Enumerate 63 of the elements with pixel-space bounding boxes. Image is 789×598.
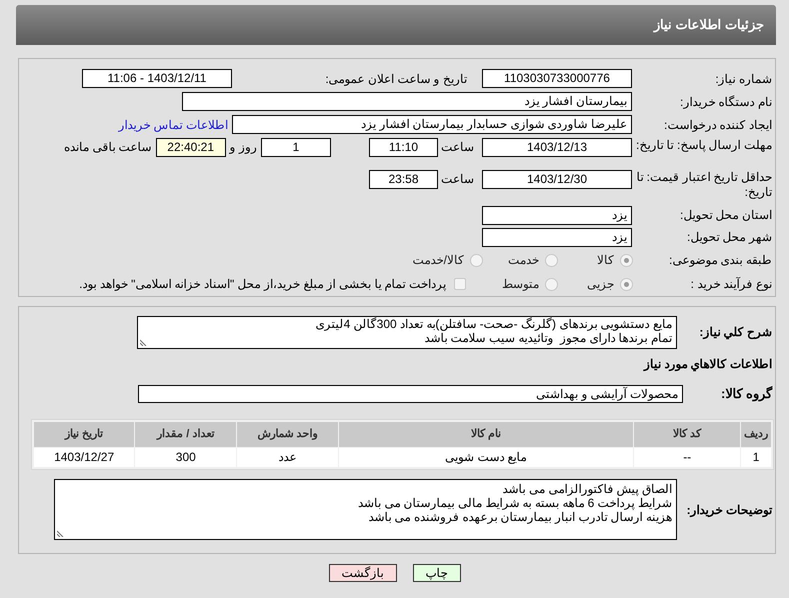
field-label: مهلت ارسال پاسخ: تا تاریخ: [635, 138, 773, 153]
column-header: تعداد / مقدار [135, 422, 236, 447]
radio-label: کالا [597, 252, 614, 269]
buyer-notes-field[interactable]: الصاق پیش فاکتورالزامی می باشد شرایط پرداخت 6 ماهه بسته به شرایط مالی بیمارستان می باشد هزینه ارسال تادرب انبار بیمارستان برعهده فروشنده می باشد [54, 479, 677, 540]
radio-label: متوسط [502, 276, 539, 293]
field-label: شماره نیاز: [714, 70, 773, 88]
print-button[interactable]: چاپ [412, 564, 460, 582]
checkbox[interactable] [454, 278, 466, 290]
radio-button[interactable] [470, 254, 483, 266]
field-label: حداقل تاریخ اعتبار قیمت: تا تاریخ: [635, 170, 773, 200]
remaining-time-field: 22:40:21 [156, 138, 226, 157]
field-label: گروه کالا: [720, 385, 774, 404]
column-header: تاریخ نیاز [34, 422, 134, 447]
contact-link[interactable]: اطلاعات تماس خریدار [118, 116, 228, 134]
radio-button[interactable] [620, 254, 633, 266]
requester-field: علیرضا شاوردی شوازی حسابدار بیمارستان افشار یزد [232, 115, 632, 134]
column-header: کد کالا [634, 422, 740, 447]
buyer-org-field: بیمارستان افشار یزد [182, 92, 632, 111]
page-title: جزئیات اطلاعات نیاز [654, 16, 764, 34]
section-heading: اطلاعات كالاهاي مورد نياز [644, 356, 773, 373]
radio-button[interactable] [545, 254, 558, 266]
time-field: 23:58 [369, 170, 438, 189]
field-label: ایجاد کننده درخواست: [662, 116, 773, 134]
resize-grip-icon[interactable] [140, 338, 148, 346]
radio-button[interactable] [545, 278, 558, 290]
field-label: روز و [230, 139, 257, 156]
field-label: تاریخ و ساعت اعلان عمومی: [324, 70, 467, 88]
date-field: 1403/12/13 [482, 138, 632, 157]
goods-group-field: محصولات آرایشی و بهداشتی [138, 385, 683, 403]
province-field: یزد [482, 206, 632, 224]
radio-label: خدمت [508, 252, 539, 269]
field-label: طبقه بندی موضوعی: [668, 252, 773, 269]
column-header: نام کالا [338, 422, 634, 447]
announce-datetime-field: 1403/12/11 - 11:06 [82, 69, 232, 88]
description-field[interactable]: مایع دستشویی برندهای (گلرنگ -صحت- سافتلن)به تعداد 300گالن 4لیتری تمام برندها دارای مجوز وتائیدیه سیب سلامت باشد [137, 316, 677, 349]
field-label: شرح كلي نياز: [698, 324, 773, 341]
back-button[interactable]: بازگشت [328, 564, 396, 582]
city-field: یزد [482, 228, 632, 246]
field-label: نوع فرآیند خرید : [690, 276, 773, 293]
field-label: ساعت [440, 171, 474, 188]
table-cell: عدد [237, 448, 338, 467]
table-cell: 300 [135, 448, 236, 467]
table-cell: 1 [741, 448, 771, 467]
resize-grip-icon[interactable] [57, 529, 65, 537]
table-cell: مایع دست شویی [338, 448, 634, 467]
field-label: ساعت [440, 139, 474, 156]
time-field: 11:10 [369, 138, 438, 157]
radio-label: جزیی [587, 276, 614, 293]
field-label: نام دستگاه خریدار: [678, 94, 773, 110]
column-header: واحد شمارش [237, 422, 338, 447]
radio-button[interactable] [620, 278, 633, 290]
field-label: توضیحات خریدار: [686, 502, 774, 519]
date-field: 1403/12/30 [482, 170, 632, 189]
column-header: ردیف [741, 422, 771, 447]
field-label: شهر محل تحویل: [686, 229, 773, 246]
radio-label: کالا/خدمت [412, 252, 464, 269]
table-cell: 1403/12/27 [34, 448, 134, 467]
field-label: استان محل تحویل: [678, 207, 773, 224]
checkbox-label: پرداخت تمام یا بخشی از مبلغ خرید،از محل "اسناد خزانه اسلامی" خواهد بود. [79, 276, 446, 293]
days-field: 1 [261, 138, 331, 157]
field-label: ساعت باقی مانده [64, 139, 152, 156]
need-number-field: 1103030733000776 [482, 69, 632, 88]
table-cell: -- [634, 448, 740, 467]
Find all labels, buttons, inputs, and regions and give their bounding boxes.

» DO THIS: Reproduce the listing above, switching every "field-label" to "form-label" and leaving everything else unchanged. Omit the picture.

» WRITTEN RESPONSE:
Enumerate 63 of the elements with pixel-space bounding boxes. Image is 789×598.
form-label: مهلت ارسال پاسخ: تا تاریخ: [635, 138, 773, 153]
column-header: تعداد / مقدار [135, 422, 236, 447]
radio-label: کالا [597, 252, 614, 269]
buyer-notes-field[interactable]: الصاق پیش فاکتورالزامی می باشد شرایط پرداخت 6 ماهه بسته به شرایط مالی بیمارستان می باشد هزینه ارسال تادرب انبار بیمارستان برعهده فروشنده می باشد [54, 479, 677, 540]
radio-label: متوسط [502, 276, 539, 293]
form-label: شماره نیاز: [714, 70, 773, 88]
print-button[interactable]: چاپ [412, 564, 460, 582]
checkbox[interactable] [454, 278, 466, 290]
radio-button[interactable] [470, 254, 483, 266]
form-label: حداقل تاریخ اعتبار قیمت: تا تاریخ: [635, 170, 773, 200]
remaining-time-field: 22:40:21 [156, 138, 226, 157]
form-label: گروه کالا: [720, 385, 774, 404]
column-header: تاریخ نیاز [34, 422, 134, 447]
contact-link[interactable]: اطلاعات تماس خریدار [118, 116, 228, 134]
radio-button[interactable] [620, 254, 633, 266]
requester-field: علیرضا شاوردی شوازی حسابدار بیمارستان افشار یزد [232, 115, 632, 134]
column-header: کد کالا [634, 422, 740, 447]
buyer-org-field: بیمارستان افشار یزد [182, 92, 632, 111]
page-title: جزئیات اطلاعات نیاز [654, 16, 764, 34]
section-heading: اطلاعات كالاهاي مورد نياز [644, 356, 773, 373]
radio-button[interactable] [545, 254, 558, 266]
time-field: 23:58 [369, 170, 438, 189]
form-label: ایجاد کننده درخواست: [662, 116, 773, 134]
resize-grip-icon[interactable] [140, 338, 148, 346]
radio-button[interactable] [545, 278, 558, 290]
form-label: روز و [230, 139, 257, 156]
form-label: تاریخ و ساعت اعلان عمومی: [324, 70, 467, 88]
date-field: 1403/12/13 [482, 138, 632, 157]
goods-group-field: محصولات آرایشی و بهداشتی [138, 385, 683, 403]
province-field: یزد [482, 206, 632, 224]
radio-label: خدمت [508, 252, 539, 269]
form-label: طبقه بندی موضوعی: [668, 252, 773, 269]
column-header: نام کالا [338, 422, 634, 447]
announce-datetime-field: 1403/12/11 - 11:06 [82, 69, 232, 88]
description-field[interactable]: مایع دستشویی برندهای (گلرنگ -صحت- سافتلن)به تعداد 300گالن 4لیتری تمام برندها دارای مجوز وتائیدیه سیب سلامت باشد [137, 316, 677, 349]
form-label: شرح كلي نياز: [698, 324, 773, 341]
back-button[interactable]: بازگشت [328, 564, 396, 582]
city-field: یزد [482, 228, 632, 246]
form-label: نوع فرآیند خرید : [690, 276, 773, 293]
form-label: ساعت [440, 171, 474, 188]
table-cell: عدد [237, 448, 338, 467]
table-cell: 300 [135, 448, 236, 467]
table-cell: 1 [741, 448, 771, 467]
resize-grip-icon[interactable] [57, 529, 65, 537]
table-cell: مایع دست شویی [338, 448, 634, 467]
form-label: ساعت [440, 139, 474, 156]
time-field: 11:10 [369, 138, 438, 157]
radio-label: جزیی [587, 276, 614, 293]
form-label: نام دستگاه خریدار: [678, 94, 773, 110]
column-header: واحد شمارش [237, 422, 338, 447]
radio-button[interactable] [620, 278, 633, 290]
form-label: توضیحات خریدار: [686, 502, 774, 519]
date-field: 1403/12/30 [482, 170, 632, 189]
column-header: ردیف [741, 422, 771, 447]
form-label: شهر محل تحویل: [686, 229, 773, 246]
radio-label: کالا/خدمت [412, 252, 464, 269]
table-cell: 1403/12/27 [34, 448, 134, 467]
form-label: استان محل تحویل: [678, 207, 773, 224]
checkbox-label: پرداخت تمام یا بخشی از مبلغ خرید،از محل "اسناد خزانه اسلامی" خواهد بود. [79, 276, 446, 293]
days-field: 1 [261, 138, 331, 157]
form-label: ساعت باقی مانده [64, 139, 152, 156]
need-number-field: 1103030733000776 [482, 69, 632, 88]
table-cell: -- [634, 448, 740, 467]
Find all labels, buttons, inputs, and regions and give their bounding boxes.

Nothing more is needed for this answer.